**Selected extract:**
*** Block opens ***

The Normalization of Trauma and Its Long-reaching Effects

by Rick Wallace, Ph.D., Psy.D. | July 2, 2021

The Normalization of Trauma and Its Long-reaching Effects

The Normalization of Trauma and Its Long-reaching Effects

The Normalization of Trauma and Its Long-reaching Effects

The Normalization of Trauma and Its Long-reaching Effects are more devasting than we imagine. The term “normalization” is overused and seldom understood; however, in this case, it is accurately applied. Normalization is not a simple or inconsequential dynamic. Normalization requires the shifting of norms and standards. Norms and standards are what govern our mental and emotional tolerances. It is norms and standards that establish your conscience — the part of your mental being that makes you feel bad about doing something you know you should not do.

When you normalize something, you force or reduce something into the range of your norms and standards — creating a type of conformity to something customarily considered out of place or even dysfunctional. When traumatic memory, traumatic response, and traumatic injury are normalized, trauma becomes the new standard for your life experiences.

*** Block closes ***

**Data extracts:**
*** Block opens ***

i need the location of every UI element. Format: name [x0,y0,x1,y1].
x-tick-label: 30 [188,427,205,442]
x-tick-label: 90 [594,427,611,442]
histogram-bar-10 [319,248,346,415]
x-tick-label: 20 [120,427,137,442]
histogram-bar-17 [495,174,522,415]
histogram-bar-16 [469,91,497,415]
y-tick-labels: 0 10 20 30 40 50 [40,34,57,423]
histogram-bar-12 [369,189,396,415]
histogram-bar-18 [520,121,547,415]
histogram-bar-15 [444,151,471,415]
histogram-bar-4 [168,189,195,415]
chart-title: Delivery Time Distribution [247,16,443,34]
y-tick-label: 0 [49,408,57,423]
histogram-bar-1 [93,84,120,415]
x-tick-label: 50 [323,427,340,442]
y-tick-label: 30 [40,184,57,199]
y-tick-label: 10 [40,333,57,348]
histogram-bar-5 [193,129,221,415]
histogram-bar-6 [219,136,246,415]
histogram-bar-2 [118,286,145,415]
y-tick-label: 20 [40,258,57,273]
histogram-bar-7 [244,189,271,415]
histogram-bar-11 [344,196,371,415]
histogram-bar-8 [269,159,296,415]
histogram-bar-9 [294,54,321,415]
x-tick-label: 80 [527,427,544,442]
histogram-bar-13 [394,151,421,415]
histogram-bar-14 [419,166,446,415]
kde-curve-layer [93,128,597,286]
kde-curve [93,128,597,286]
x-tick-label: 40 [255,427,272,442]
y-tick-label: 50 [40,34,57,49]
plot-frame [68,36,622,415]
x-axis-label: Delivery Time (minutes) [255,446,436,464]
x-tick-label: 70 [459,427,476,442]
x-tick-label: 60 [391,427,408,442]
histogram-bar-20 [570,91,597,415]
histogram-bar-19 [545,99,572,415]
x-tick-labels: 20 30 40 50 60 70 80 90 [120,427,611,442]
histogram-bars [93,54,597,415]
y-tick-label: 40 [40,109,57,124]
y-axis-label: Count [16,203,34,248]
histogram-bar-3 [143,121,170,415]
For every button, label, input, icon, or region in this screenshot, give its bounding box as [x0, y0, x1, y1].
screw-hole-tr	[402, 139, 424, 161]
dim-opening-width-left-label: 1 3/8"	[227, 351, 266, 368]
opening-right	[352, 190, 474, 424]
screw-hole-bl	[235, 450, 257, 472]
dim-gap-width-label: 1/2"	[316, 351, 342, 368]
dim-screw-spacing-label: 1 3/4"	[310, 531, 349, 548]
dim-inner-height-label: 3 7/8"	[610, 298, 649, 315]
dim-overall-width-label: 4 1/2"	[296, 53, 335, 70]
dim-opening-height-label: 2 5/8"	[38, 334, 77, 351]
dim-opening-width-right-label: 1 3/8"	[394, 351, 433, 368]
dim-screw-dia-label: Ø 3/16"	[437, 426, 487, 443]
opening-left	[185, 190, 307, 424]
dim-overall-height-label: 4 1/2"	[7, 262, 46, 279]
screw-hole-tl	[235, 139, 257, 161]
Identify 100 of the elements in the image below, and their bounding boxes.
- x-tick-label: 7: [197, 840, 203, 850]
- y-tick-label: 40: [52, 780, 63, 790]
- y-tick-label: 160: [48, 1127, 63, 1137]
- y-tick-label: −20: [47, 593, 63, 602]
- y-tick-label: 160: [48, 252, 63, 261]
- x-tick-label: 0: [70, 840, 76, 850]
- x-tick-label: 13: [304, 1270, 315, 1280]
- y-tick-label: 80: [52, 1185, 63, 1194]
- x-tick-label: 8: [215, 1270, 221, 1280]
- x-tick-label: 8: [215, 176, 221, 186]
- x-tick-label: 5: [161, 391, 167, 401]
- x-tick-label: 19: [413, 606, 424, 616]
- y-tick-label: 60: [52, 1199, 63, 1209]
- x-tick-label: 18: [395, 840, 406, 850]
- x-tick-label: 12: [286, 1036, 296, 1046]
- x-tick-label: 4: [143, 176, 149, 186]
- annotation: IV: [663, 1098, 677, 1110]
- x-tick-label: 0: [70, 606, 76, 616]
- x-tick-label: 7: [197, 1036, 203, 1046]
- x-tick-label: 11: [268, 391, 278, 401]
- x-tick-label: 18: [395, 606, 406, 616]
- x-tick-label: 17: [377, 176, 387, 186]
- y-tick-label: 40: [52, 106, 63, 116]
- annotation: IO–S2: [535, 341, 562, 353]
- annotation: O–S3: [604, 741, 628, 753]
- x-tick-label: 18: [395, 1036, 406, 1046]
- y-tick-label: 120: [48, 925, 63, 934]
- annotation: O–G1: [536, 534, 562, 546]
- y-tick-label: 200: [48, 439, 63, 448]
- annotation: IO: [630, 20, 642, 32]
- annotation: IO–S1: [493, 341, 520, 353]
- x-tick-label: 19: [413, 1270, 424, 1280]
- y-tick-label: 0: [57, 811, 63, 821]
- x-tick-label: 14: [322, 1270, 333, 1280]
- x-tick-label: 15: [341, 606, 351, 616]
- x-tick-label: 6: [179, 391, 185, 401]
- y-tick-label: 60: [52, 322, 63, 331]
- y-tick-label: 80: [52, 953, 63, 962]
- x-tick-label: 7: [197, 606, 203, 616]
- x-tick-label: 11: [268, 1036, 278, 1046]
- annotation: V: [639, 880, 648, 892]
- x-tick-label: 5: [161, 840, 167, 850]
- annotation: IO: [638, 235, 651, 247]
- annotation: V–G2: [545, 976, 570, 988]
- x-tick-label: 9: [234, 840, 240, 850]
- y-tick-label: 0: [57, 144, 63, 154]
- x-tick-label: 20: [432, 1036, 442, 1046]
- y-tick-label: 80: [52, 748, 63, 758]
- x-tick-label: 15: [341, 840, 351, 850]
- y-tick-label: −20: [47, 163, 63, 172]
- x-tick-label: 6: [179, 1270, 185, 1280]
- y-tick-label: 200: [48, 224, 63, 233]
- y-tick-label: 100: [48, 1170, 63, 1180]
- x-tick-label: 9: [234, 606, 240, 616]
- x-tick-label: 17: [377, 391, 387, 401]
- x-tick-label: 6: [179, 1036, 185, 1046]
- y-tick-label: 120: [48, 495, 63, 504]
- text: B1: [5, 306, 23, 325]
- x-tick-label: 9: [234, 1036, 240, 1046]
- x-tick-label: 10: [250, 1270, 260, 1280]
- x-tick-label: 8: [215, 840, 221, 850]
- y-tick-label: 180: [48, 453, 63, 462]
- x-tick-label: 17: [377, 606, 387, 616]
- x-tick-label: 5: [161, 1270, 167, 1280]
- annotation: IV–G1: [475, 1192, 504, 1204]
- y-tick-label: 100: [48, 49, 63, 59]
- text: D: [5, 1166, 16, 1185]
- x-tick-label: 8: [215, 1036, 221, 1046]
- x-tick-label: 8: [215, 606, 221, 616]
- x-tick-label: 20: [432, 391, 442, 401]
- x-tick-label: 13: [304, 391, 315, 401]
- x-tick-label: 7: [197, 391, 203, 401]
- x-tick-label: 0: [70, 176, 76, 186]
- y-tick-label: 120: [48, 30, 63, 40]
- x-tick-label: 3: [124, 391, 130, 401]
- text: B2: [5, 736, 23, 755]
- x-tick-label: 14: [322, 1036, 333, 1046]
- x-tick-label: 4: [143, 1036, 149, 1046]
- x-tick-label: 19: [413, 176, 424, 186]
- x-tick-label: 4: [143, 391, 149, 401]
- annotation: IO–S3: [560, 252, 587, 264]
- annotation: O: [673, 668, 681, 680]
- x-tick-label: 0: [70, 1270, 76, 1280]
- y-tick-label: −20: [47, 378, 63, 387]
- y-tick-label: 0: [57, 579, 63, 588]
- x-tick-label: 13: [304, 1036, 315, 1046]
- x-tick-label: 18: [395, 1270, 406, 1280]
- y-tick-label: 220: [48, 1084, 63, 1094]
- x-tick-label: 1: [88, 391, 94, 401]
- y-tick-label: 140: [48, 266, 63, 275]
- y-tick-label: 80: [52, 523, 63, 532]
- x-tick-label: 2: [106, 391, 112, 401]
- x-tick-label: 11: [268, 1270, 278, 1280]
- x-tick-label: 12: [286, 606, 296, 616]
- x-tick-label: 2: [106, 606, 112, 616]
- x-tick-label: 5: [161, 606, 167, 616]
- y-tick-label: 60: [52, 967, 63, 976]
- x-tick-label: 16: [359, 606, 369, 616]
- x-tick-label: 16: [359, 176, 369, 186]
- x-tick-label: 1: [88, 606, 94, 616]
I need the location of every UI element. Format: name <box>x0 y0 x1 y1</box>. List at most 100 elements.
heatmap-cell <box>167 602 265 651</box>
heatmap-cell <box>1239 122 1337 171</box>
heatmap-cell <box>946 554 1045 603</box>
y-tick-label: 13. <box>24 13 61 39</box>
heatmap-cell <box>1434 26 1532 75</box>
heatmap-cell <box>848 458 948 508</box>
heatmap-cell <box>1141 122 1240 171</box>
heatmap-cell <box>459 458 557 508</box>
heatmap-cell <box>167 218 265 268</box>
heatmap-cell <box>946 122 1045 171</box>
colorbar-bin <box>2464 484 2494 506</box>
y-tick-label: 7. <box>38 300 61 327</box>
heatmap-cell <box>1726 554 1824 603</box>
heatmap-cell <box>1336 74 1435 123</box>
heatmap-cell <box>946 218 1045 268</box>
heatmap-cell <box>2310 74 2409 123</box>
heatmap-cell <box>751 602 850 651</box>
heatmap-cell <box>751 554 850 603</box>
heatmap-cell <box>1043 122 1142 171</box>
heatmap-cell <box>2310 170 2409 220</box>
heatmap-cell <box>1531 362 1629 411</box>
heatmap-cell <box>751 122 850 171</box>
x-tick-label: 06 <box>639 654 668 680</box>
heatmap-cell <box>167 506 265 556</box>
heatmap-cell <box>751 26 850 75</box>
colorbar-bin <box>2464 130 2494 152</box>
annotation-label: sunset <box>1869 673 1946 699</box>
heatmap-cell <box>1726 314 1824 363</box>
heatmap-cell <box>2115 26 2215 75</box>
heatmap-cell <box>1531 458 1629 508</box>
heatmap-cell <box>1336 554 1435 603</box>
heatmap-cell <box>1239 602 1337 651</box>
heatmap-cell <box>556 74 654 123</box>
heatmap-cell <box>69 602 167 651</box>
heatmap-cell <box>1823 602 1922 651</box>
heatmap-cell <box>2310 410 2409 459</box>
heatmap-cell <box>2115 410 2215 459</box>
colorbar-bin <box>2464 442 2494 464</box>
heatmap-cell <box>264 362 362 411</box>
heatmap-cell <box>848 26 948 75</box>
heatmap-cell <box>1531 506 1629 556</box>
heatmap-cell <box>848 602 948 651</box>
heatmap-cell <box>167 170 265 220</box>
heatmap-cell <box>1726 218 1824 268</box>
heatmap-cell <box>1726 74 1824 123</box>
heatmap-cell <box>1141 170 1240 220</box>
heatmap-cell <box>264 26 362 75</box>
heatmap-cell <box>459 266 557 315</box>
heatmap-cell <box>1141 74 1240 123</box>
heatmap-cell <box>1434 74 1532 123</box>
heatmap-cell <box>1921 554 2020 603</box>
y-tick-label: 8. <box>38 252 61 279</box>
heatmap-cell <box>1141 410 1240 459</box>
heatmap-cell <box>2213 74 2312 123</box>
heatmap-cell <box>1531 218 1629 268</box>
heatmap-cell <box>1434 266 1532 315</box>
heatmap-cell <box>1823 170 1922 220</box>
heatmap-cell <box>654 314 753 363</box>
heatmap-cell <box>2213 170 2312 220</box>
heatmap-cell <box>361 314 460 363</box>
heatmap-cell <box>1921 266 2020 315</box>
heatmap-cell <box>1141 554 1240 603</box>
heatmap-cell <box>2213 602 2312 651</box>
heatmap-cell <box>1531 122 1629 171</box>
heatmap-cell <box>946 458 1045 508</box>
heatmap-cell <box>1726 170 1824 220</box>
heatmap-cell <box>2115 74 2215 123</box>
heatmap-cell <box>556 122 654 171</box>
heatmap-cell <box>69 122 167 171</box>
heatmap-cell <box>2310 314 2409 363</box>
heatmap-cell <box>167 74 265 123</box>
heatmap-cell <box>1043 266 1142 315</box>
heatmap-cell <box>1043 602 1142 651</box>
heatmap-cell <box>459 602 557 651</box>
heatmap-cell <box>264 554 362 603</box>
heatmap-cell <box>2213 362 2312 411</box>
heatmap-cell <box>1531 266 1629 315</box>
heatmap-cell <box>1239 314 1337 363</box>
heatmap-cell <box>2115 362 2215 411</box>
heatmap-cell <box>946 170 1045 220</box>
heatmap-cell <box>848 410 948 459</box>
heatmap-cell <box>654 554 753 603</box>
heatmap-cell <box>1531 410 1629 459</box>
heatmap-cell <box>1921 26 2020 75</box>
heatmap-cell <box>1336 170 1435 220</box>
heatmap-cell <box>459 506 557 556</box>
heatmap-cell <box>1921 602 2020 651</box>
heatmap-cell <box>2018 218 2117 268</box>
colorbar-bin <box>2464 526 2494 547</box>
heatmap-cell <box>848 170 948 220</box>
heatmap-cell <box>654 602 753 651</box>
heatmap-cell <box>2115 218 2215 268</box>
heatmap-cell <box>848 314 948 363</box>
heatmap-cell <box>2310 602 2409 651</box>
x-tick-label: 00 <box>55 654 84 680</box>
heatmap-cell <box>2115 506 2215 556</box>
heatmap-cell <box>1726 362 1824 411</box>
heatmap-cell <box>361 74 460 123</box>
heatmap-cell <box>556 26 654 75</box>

*** Block closes ***

Does each of these statements agree with the text on the normalization of trauma? Answer yes or no for each, quoting the words of the text that decide it.
1. Norms and standards govern our mental and emotional tolerances.
2. Normalization is a simple dynamic.
3. When trauma is normalized, it becomes the new standard for your life experiences.

**Solution to this task:**
1. Yes: "Norms and standards are what govern our mental and emotional tolerances."
2. No: "Normalization is not a simple or inconsequential dynamic."
3. Yes: "When traumatic memory, traumatic response, and traumatic injury are normalized, trauma becomes the new standard for your life experiences."